* [Task directions]:
Retype the records from the line with "198, 839, 208]" to the line with "187, 795, 197]", including both of those lines, please.

* [Record extracts]:
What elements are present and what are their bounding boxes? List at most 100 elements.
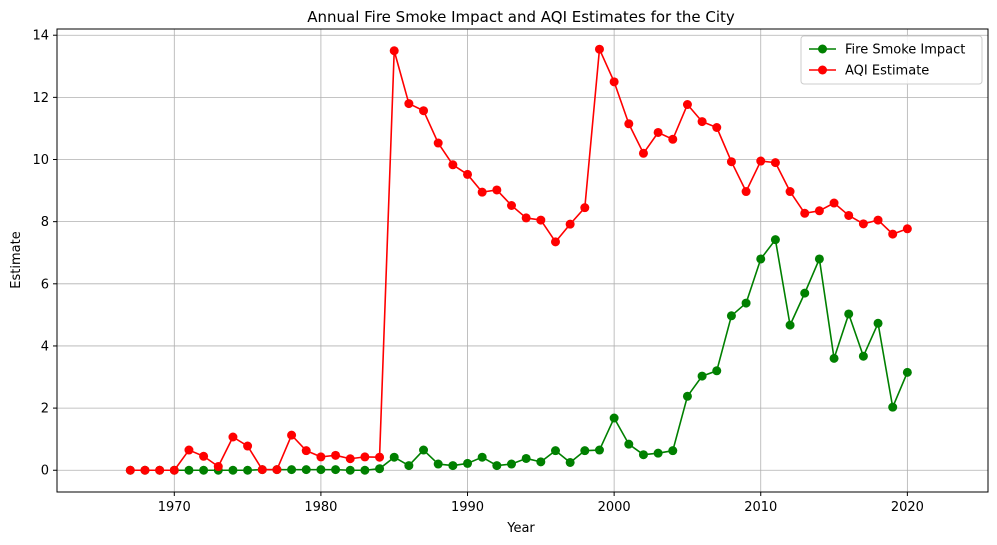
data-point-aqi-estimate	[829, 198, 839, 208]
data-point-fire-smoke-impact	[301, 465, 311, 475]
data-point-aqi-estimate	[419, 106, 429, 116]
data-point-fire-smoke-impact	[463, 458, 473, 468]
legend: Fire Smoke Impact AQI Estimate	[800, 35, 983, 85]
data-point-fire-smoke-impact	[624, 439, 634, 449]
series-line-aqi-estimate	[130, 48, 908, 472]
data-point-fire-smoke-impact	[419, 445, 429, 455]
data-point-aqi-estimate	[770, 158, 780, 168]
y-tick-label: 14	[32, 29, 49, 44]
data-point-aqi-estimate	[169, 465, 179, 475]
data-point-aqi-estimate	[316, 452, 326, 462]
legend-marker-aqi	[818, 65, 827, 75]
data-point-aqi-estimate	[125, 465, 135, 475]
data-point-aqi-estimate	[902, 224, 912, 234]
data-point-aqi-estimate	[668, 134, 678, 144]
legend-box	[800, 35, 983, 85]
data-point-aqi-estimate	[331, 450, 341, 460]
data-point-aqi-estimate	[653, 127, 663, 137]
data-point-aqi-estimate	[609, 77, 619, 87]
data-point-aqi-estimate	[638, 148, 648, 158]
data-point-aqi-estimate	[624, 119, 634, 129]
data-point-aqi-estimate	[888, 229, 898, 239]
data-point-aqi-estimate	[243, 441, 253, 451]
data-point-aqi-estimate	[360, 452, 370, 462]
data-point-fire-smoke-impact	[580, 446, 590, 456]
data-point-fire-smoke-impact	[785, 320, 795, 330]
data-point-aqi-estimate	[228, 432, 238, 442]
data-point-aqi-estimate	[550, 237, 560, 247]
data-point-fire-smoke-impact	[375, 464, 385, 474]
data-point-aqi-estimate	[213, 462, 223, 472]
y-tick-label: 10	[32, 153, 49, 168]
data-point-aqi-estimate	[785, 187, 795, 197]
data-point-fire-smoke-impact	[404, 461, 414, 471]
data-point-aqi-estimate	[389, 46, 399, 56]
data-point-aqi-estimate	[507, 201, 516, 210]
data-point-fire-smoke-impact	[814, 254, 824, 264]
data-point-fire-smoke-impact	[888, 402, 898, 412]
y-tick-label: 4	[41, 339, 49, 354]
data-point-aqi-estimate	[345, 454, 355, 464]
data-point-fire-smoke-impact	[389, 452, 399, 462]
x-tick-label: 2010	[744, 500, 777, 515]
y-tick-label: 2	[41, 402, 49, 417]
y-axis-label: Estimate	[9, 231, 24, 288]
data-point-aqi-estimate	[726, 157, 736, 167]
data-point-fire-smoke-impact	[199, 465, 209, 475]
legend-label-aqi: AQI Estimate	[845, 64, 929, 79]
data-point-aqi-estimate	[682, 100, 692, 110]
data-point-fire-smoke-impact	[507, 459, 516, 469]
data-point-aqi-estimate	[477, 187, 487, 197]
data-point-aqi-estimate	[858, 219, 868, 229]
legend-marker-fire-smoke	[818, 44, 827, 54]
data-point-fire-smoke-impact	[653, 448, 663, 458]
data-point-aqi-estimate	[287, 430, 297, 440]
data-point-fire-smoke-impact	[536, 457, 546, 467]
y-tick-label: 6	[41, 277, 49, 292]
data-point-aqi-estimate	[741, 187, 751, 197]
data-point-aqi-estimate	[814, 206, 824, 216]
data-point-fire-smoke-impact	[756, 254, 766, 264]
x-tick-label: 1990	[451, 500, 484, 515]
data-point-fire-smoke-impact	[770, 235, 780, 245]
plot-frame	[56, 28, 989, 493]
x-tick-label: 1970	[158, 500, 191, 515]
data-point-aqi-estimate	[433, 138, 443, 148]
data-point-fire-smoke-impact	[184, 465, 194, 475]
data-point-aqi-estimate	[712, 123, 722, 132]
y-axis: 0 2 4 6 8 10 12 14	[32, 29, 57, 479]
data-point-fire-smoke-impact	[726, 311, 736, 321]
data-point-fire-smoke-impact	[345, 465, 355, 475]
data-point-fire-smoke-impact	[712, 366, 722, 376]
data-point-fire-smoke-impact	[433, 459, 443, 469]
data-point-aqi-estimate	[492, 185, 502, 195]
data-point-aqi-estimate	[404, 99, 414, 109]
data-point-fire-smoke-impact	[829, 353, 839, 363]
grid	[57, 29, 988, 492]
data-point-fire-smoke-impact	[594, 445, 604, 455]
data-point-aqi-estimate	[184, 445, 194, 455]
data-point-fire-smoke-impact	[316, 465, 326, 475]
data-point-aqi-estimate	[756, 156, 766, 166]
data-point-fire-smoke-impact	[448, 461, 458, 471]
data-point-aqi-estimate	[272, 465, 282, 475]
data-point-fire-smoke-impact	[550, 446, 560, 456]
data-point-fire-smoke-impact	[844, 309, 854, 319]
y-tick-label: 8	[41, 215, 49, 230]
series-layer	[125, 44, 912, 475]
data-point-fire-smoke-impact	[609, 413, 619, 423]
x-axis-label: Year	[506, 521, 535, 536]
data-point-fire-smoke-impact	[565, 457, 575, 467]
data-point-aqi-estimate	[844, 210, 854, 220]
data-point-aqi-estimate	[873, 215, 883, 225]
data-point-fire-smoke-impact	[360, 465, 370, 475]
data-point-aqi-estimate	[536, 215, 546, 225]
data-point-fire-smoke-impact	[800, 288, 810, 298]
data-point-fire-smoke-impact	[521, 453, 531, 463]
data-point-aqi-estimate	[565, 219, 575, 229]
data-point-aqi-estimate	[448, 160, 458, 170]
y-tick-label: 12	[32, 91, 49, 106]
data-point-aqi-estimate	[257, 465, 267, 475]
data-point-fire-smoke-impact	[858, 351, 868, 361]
---
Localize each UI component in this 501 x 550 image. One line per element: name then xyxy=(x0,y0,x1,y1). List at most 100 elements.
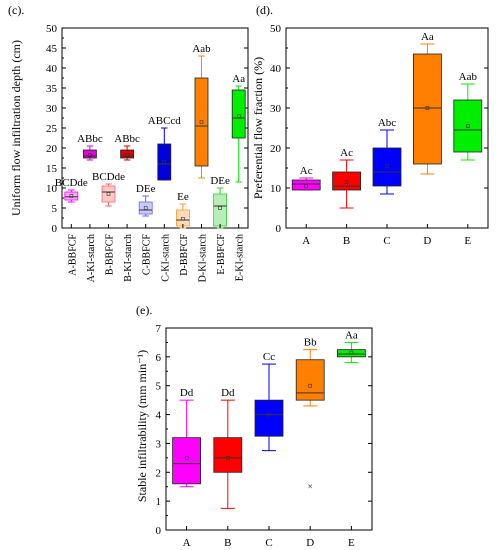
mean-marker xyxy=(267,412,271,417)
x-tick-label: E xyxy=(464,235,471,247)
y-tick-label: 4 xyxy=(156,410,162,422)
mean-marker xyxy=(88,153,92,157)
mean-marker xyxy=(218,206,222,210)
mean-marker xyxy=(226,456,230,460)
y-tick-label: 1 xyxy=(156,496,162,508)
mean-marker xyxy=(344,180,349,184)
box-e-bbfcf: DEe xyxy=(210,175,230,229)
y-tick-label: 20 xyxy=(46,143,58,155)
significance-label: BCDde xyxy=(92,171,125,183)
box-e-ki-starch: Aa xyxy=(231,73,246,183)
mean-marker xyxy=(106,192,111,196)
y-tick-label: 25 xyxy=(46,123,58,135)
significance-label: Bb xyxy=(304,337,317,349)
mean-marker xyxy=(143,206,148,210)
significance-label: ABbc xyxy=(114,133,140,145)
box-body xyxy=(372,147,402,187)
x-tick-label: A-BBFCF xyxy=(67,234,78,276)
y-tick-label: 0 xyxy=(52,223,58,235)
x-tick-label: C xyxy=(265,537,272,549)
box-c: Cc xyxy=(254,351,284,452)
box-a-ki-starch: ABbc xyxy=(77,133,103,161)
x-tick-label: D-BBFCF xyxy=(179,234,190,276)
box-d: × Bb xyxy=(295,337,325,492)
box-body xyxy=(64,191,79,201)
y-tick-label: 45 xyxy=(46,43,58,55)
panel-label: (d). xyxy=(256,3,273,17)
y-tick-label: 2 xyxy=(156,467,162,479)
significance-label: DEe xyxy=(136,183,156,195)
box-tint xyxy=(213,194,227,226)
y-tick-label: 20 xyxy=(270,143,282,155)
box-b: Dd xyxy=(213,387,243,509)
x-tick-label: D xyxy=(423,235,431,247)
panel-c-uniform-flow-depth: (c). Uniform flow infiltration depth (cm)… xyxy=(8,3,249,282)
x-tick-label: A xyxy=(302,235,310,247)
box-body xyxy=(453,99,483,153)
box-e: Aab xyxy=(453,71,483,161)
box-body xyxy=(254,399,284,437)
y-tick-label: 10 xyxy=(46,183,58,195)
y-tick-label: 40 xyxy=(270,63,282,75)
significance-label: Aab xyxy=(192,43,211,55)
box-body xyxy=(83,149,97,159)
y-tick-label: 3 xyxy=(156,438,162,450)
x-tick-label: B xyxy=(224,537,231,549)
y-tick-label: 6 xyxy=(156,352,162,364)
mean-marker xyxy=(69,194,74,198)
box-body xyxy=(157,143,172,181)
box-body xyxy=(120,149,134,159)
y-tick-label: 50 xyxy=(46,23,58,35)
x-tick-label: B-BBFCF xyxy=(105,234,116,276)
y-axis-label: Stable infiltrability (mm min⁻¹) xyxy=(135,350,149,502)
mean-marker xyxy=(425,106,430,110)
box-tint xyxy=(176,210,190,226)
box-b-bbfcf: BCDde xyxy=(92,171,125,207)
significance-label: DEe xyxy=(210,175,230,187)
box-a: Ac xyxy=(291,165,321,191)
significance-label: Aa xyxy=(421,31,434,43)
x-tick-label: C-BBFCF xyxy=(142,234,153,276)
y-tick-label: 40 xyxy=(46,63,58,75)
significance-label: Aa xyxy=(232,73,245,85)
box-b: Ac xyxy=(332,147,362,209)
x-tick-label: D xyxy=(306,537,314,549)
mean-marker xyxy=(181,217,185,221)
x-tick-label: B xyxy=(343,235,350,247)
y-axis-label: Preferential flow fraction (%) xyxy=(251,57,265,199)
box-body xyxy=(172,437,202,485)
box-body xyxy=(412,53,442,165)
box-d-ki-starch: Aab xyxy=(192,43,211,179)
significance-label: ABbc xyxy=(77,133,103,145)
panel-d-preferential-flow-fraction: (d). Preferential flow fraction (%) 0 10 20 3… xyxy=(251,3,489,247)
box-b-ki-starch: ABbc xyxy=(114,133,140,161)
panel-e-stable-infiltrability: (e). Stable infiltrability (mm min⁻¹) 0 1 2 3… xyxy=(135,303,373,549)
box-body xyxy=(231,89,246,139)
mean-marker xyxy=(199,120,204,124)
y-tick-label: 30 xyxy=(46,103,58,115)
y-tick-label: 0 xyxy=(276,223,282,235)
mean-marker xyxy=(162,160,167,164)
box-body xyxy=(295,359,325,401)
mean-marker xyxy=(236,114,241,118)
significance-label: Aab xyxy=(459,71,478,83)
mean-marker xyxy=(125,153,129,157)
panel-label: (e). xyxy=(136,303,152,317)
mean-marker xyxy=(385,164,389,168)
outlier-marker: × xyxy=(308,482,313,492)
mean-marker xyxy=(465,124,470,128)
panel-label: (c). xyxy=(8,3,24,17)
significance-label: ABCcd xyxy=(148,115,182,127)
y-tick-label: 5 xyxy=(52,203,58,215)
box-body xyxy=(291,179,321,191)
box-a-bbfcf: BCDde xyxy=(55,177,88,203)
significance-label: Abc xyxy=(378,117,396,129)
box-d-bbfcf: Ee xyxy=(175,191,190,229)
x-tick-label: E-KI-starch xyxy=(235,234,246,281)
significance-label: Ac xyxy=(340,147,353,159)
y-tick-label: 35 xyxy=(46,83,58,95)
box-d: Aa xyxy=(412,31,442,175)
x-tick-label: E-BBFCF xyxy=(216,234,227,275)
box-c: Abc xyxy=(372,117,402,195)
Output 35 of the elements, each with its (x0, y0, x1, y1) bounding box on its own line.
---
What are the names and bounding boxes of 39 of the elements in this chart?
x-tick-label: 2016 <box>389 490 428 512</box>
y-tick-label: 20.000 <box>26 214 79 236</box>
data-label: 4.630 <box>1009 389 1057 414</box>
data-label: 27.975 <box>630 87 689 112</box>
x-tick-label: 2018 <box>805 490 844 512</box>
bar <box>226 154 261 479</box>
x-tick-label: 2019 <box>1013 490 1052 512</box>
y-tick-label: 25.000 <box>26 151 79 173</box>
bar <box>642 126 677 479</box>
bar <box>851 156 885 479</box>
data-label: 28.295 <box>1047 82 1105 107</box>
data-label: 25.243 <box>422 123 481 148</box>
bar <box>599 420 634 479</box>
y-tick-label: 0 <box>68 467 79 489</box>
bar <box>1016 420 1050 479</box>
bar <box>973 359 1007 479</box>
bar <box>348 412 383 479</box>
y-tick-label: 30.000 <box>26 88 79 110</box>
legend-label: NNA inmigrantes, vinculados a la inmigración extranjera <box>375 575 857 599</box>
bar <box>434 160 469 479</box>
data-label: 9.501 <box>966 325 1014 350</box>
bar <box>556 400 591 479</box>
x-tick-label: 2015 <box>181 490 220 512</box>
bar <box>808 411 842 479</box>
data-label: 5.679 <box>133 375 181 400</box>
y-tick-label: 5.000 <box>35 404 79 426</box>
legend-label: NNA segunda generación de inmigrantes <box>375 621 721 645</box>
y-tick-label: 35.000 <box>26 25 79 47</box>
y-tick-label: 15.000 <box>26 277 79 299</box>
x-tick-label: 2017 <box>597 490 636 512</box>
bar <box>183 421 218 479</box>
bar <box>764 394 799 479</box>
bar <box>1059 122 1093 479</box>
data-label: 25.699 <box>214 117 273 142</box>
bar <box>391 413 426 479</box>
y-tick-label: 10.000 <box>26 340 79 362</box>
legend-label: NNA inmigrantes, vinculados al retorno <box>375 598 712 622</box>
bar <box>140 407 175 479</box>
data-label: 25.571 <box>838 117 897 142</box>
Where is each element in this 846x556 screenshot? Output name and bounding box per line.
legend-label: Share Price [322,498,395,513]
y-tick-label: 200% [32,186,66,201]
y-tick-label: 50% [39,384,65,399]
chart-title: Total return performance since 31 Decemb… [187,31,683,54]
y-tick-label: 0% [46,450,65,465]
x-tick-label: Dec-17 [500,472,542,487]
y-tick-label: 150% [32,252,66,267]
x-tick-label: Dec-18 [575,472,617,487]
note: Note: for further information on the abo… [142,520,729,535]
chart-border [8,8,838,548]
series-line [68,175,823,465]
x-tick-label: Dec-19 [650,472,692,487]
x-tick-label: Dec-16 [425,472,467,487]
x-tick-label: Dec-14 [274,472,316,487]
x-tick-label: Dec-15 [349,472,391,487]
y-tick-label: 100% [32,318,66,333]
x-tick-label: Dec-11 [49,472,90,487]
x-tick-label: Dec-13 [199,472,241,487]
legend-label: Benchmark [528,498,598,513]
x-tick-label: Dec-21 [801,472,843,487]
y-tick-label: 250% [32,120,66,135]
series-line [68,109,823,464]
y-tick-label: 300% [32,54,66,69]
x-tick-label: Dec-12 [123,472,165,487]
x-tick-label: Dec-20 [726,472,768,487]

* [Exercise output]:
data-point-aqi-estimate	[829, 198, 839, 208]
data-point-fire-smoke-impact	[301, 465, 311, 475]
data-point-aqi-estimate	[419, 106, 429, 116]
data-point-fire-smoke-impact	[463, 458, 473, 468]
legend: Fire Smoke Impact AQI Estimate	[800, 35, 983, 85]
data-point-fire-smoke-impact	[624, 439, 634, 449]
series-line-aqi-estimate	[130, 48, 908, 472]
data-point-fire-smoke-impact	[419, 445, 429, 455]
data-point-aqi-estimate	[770, 158, 780, 168]
y-tick-label: 14	[32, 29, 49, 44]
data-point-aqi-estimate	[169, 465, 179, 475]
data-point-aqi-estimate	[316, 452, 326, 462]
legend-marker-aqi	[818, 65, 827, 75]
data-point-aqi-estimate	[125, 465, 135, 475]
data-point-aqi-estimate	[902, 224, 912, 234]
data-point-aqi-estimate	[668, 134, 678, 144]
legend-box	[800, 35, 983, 85]
data-point-aqi-estimate	[331, 450, 341, 460]
data-point-aqi-estimate	[653, 127, 663, 137]
data-point-aqi-estimate	[609, 77, 619, 87]
data-point-aqi-estimate	[638, 148, 648, 158]
data-point-aqi-estimate	[624, 119, 634, 129]
data-point-aqi-estimate	[888, 229, 898, 239]
data-point-aqi-estimate	[243, 441, 253, 451]
data-point-aqi-estimate	[360, 452, 370, 462]
data-point-fire-smoke-impact	[580, 446, 590, 456]
data-point-fire-smoke-impact	[785, 320, 795, 330]
data-point-aqi-estimate	[228, 432, 238, 442]
data-point-aqi-estimate	[550, 237, 560, 247]
data-point-fire-smoke-impact	[375, 464, 385, 474]
data-point-aqi-estimate	[213, 462, 223, 472]
y-tick-label: 10	[32, 153, 49, 168]
data-point-aqi-estimate	[785, 187, 795, 197]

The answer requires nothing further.